# Work to be completed
Pick out each line below containing "legend".

# Records for processing
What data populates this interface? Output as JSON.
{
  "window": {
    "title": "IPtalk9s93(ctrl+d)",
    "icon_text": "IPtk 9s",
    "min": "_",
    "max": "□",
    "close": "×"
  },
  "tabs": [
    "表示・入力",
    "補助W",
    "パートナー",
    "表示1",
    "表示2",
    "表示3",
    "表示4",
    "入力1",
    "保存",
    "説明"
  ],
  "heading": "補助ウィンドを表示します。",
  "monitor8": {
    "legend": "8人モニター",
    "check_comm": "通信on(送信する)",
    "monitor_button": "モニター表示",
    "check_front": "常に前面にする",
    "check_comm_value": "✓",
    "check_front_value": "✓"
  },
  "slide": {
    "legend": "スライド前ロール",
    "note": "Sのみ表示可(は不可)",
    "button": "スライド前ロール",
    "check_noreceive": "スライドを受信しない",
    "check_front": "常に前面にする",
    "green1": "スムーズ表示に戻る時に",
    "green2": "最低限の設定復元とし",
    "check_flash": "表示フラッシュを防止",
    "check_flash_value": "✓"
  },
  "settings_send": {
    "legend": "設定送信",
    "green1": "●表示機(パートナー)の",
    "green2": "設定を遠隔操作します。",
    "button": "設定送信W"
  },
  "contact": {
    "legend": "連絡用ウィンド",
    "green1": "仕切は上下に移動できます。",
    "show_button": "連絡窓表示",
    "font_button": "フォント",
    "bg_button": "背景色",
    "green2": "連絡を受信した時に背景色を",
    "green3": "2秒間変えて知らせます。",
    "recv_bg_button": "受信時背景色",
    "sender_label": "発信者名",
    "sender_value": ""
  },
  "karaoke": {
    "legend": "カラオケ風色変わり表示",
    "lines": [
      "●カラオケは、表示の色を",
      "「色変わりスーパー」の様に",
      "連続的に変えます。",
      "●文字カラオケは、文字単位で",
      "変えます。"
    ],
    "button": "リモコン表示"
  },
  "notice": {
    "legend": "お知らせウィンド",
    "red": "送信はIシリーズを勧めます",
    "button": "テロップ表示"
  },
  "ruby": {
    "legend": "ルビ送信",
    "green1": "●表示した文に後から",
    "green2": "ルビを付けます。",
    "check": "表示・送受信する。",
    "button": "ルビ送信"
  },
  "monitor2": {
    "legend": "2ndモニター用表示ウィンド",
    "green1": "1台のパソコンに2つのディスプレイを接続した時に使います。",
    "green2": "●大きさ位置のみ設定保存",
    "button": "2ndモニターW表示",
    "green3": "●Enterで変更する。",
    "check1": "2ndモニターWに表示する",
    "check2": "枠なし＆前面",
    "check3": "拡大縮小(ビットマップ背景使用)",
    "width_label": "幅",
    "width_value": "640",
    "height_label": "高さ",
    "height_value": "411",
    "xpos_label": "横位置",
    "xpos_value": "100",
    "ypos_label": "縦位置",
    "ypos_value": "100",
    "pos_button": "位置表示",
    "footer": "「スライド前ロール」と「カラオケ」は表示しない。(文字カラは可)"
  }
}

# Written solution
    "legend": "8人モニター",
    "legend": "スライド前ロール",
    "legend": "設定送信",
    "legend": "連絡用ウィンド",
    "legend": "カラオケ風色変わり表示",
    "legend": "お知らせウィンド",
    "legend": "ルビ送信",
    "legend": "2ndモニター用表示ウィンド",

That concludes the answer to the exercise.